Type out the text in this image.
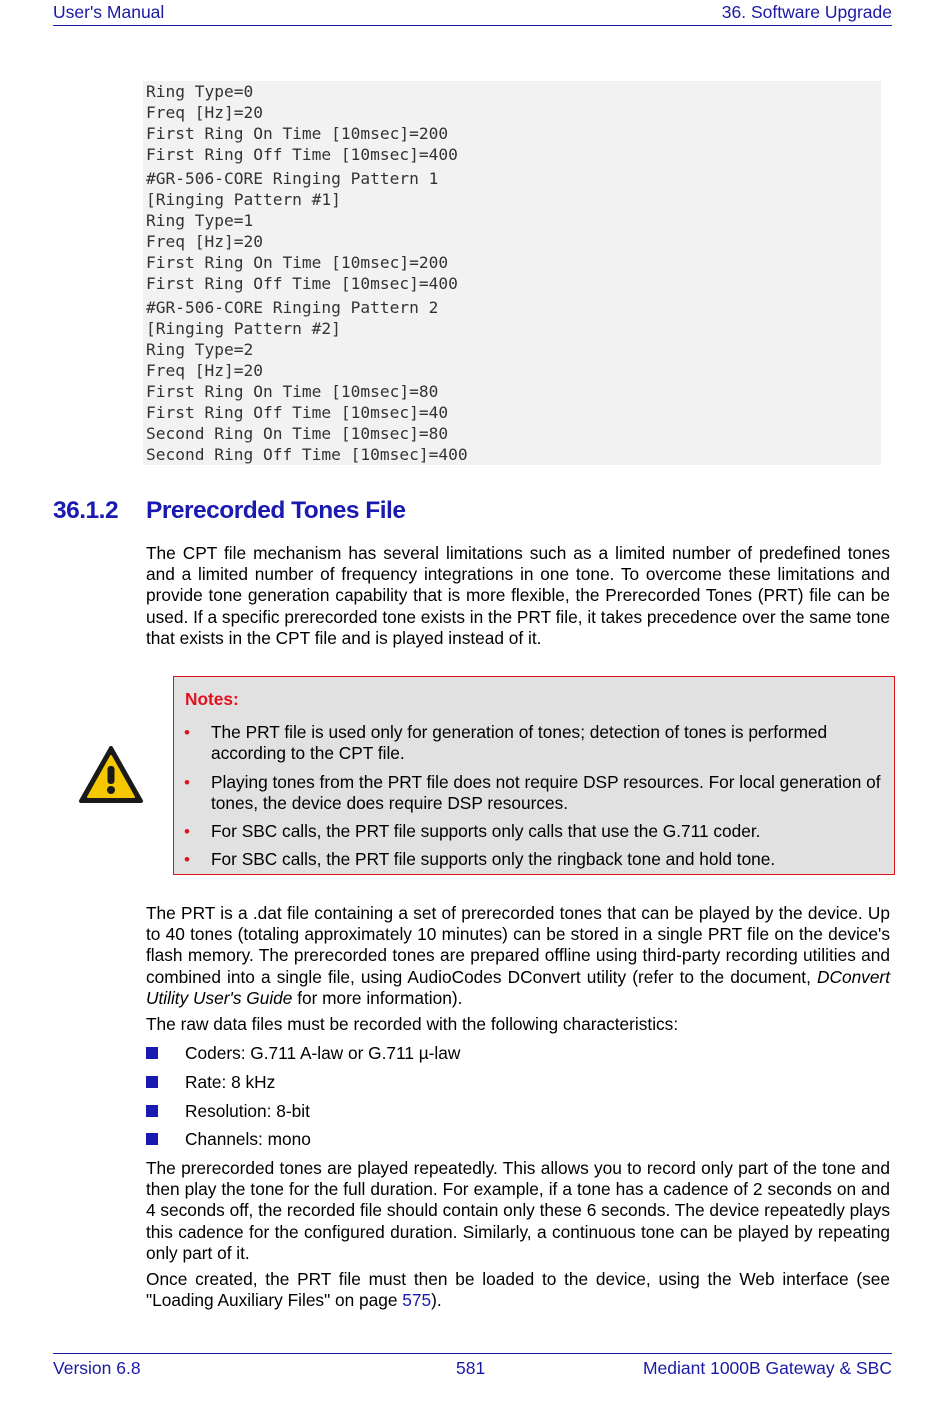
User's Manual	36. Software Upgrade
Ring Type=0
Freq [Hz]=20
First Ring On Time [10msec]=200
First Ring Off Time [10msec]=400
#GR-506-CORE Ringing Pattern 1
[Ringing Pattern #1]
Ring Type=1
Freq [Hz]=20
First Ring On Time [10msec]=200
First Ring Off Time [10msec]=400
#GR-506-CORE Ringing Pattern 2
[Ringing Pattern #2]
Ring Type=2
Freq [Hz]=20
First Ring On Time [10msec]=80
First Ring Off Time [10msec]=40
Second Ring On Time [10msec]=80
Second Ring Off Time [10msec]=400
36.1.2 Prerecorded Tones File

The CPT file mechanism has several limitations such as a limited number of predefined tones and a limited number of frequency integrations in one tone. To overcome these limitations and provide tone generation capability that is more flexible, the Prerecorded Tones (PRT) file can be used. If a specific prerecorded tone exists in the PRT file, it takes precedence over the same tone that exists in the CPT file and is played instead of it.

Notes:
• The PRT file is used only for generation of tones; detection of tones is performed according to the CPT file.
• Playing tones from the PRT file does not require DSP resources. For local generation of tones, the device does require DSP resources.
• For SBC calls, the PRT file supports only calls that use the G.711 coder.
• For SBC calls, the PRT file supports only the ringback tone and hold tone.

The PRT is a .dat file containing a set of prerecorded tones that can be played by the device. Up to 40 tones (totaling approximately 10 minutes) can be stored in a single PRT file on the device's flash memory. The prerecorded tones are prepared offline using third-party recording utilities and combined into a single file, using AudioCodes DConvert utility (refer to the document, DConvert Utility User's Guide for more information).

The raw data files must be recorded with the following characteristics:

Coders: G.711 A-law or G.711 µ-law
Rate: 8 kHz
Resolution: 8-bit
Channels: mono

The prerecorded tones are played repeatedly. This allows you to record only part of the tone and then play the tone for the full duration. For example, if a tone has a cadence of 2 seconds on and 4 seconds off, the recorded file should contain only these 6 seconds. The device repeatedly plays this cadence for the configured duration. Similarly, a continuous tone can be played by repeating only part of it.

Once created, the PRT file must then be loaded to the device, using the Web interface (see "Loading Auxiliary Files" on page 575).

Version 6.8	581	Mediant 1000B Gateway & SBC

§ **Written request**: Write out again every line above exactly as given; the pictures do not belong in the copy.

§ **Reply**:
Type out the text in this image.
User's Manual	36. Software Upgrade
Ring Type=0
Freq [Hz]=20
First Ring On Time [10msec]=200
First Ring Off Time [10msec]=400
#GR-506-CORE Ringing Pattern 1
[Ringing Pattern #1]
Ring Type=1
Freq [Hz]=20
First Ring On Time [10msec]=200
First Ring Off Time [10msec]=400
#GR-506-CORE Ringing Pattern 2
[Ringing Pattern #2]
Ring Type=2
Freq [Hz]=20
First Ring On Time [10msec]=80
First Ring Off Time [10msec]=40
Second Ring On Time [10msec]=80
Second Ring Off Time [10msec]=400
36.1.2 Prerecorded Tones File

The CPT file mechanism has several limitations such as a limited number of predefined tones and a limited number of frequency integrations in one tone. To overcome these limitations and provide tone generation capability that is more flexible, the Prerecorded Tones (PRT) file can be used. If a specific prerecorded tone exists in the PRT file, it takes precedence over the same tone that exists in the CPT file and is played instead of it.

Notes:
• The PRT file is used only for generation of tones; detection of tones is performed according to the CPT file.
• Playing tones from the PRT file does not require DSP resources. For local generation of tones, the device does require DSP resources.
• For SBC calls, the PRT file supports only calls that use the G.711 coder.
• For SBC calls, the PRT file supports only the ringback tone and hold tone.

The PRT is a .dat file containing a set of prerecorded tones that can be played by the device. Up to 40 tones (totaling approximately 10 minutes) can be stored in a single PRT file on the device's flash memory. The prerecorded tones are prepared offline using third-party recording utilities and combined into a single file, using AudioCodes DConvert utility (refer to the document, DConvert Utility User's Guide for more information).

The raw data files must be recorded with the following characteristics:

Coders: G.711 A-law or G.711 µ-law
Rate: 8 kHz
Resolution: 8-bit
Channels: mono

The prerecorded tones are played repeatedly. This allows you to record only part of the tone and then play the tone for the full duration. For example, if a tone has a cadence of 2 seconds on and 4 seconds off, the recorded file should contain only these 6 seconds. The device repeatedly plays this cadence for the configured duration. Similarly, a continuous tone can be played by repeating only part of it.

Once created, the PRT file must then be loaded to the device, using the Web interface (see "Loading Auxiliary Files" on page 575).

Version 6.8	581	Mediant 1000B Gateway & SBC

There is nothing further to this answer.